● **Challenge**
Copy each line of the listing below exactly.

● **Entries**
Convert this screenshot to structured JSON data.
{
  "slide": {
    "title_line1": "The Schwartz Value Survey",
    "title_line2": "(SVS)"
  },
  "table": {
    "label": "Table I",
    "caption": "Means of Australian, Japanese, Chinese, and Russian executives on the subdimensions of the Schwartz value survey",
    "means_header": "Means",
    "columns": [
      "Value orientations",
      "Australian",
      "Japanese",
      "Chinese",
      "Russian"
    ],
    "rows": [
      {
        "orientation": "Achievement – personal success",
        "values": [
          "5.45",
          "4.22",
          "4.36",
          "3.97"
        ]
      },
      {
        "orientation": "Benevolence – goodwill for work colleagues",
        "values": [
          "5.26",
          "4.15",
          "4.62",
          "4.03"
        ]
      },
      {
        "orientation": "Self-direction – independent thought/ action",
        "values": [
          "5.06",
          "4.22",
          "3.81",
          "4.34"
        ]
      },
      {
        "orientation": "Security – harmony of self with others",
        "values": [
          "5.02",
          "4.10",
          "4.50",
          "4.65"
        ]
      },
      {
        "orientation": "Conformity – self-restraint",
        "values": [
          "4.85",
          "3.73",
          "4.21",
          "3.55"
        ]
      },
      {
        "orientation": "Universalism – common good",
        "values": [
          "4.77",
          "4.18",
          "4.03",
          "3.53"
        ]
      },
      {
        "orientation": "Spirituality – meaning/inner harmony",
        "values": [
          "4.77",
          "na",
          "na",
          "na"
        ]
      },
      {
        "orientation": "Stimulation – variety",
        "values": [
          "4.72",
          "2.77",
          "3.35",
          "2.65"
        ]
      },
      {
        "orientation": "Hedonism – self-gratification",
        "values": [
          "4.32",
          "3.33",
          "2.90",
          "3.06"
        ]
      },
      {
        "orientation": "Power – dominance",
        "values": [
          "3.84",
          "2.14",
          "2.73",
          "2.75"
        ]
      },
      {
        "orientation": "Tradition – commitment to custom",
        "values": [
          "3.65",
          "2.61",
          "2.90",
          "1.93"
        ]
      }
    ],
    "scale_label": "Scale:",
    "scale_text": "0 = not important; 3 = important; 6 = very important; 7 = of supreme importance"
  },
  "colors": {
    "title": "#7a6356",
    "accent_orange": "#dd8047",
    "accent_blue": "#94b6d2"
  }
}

● **Task result**
Convert this screenshot to structured JSON data.
{
  "slide": {
    "title_line1": "The Schwartz Value Survey",
    "title_line2": "(SVS)"
  },
  "table": {
    "label": "Table I",
    "caption": "Means of Australian, Japanese, Chinese, and Russian executives on the subdimensions of the Schwartz value survey",
    "means_header": "Means",
    "columns": [
      "Value orientations",
      "Australian",
      "Japanese",
      "Chinese",
      "Russian"
    ],
    "rows": [
      {
        "orientation": "Achievement – personal success",
        "values": [
          "5.45",
          "4.22",
          "4.36",
          "3.97"
        ]
      },
      {
        "orientation": "Benevolence – goodwill for work colleagues",
        "values": [
          "5.26",
          "4.15",
          "4.62",
          "4.03"
        ]
      },
      {
        "orientation": "Self-direction – independent thought/ action",
        "values": [
          "5.06",
          "4.22",
          "3.81",
          "4.34"
        ]
      },
      {
        "orientation": "Security – harmony of self with others",
        "values": [
          "5.02",
          "4.10",
          "4.50",
          "4.65"
        ]
      },
      {
        "orientation": "Conformity – self-restraint",
        "values": [
          "4.85",
          "3.73",
          "4.21",
          "3.55"
        ]
      },
      {
        "orientation": "Universalism – common good",
        "values": [
          "4.77",
          "4.18",
          "4.03",
          "3.53"
        ]
      },
      {
        "orientation": "Spirituality – meaning/inner harmony",
        "values": [
          "4.77",
          "na",
          "na",
          "na"
        ]
      },
      {
        "orientation": "Stimulation – variety",
        "values": [
          "4.72",
          "2.77",
          "3.35",
          "2.65"
        ]
      },
      {
        "orientation": "Hedonism – self-gratification",
        "values": [
          "4.32",
          "3.33",
          "2.90",
          "3.06"
        ]
      },
      {
        "orientation": "Power – dominance",
        "values": [
          "3.84",
          "2.14",
          "2.73",
          "2.75"
        ]
      },
      {
        "orientation": "Tradition – commitment to custom",
        "values": [
          "3.65",
          "2.61",
          "2.90",
          "1.93"
        ]
      }
    ],
    "scale_label": "Scale:",
    "scale_text": "0 = not important; 3 = important; 6 = very important; 7 = of supreme importance"
  },
  "colors": {
    "title": "#7a6356",
    "accent_orange": "#dd8047",
    "accent_blue": "#94b6d2"
  }
}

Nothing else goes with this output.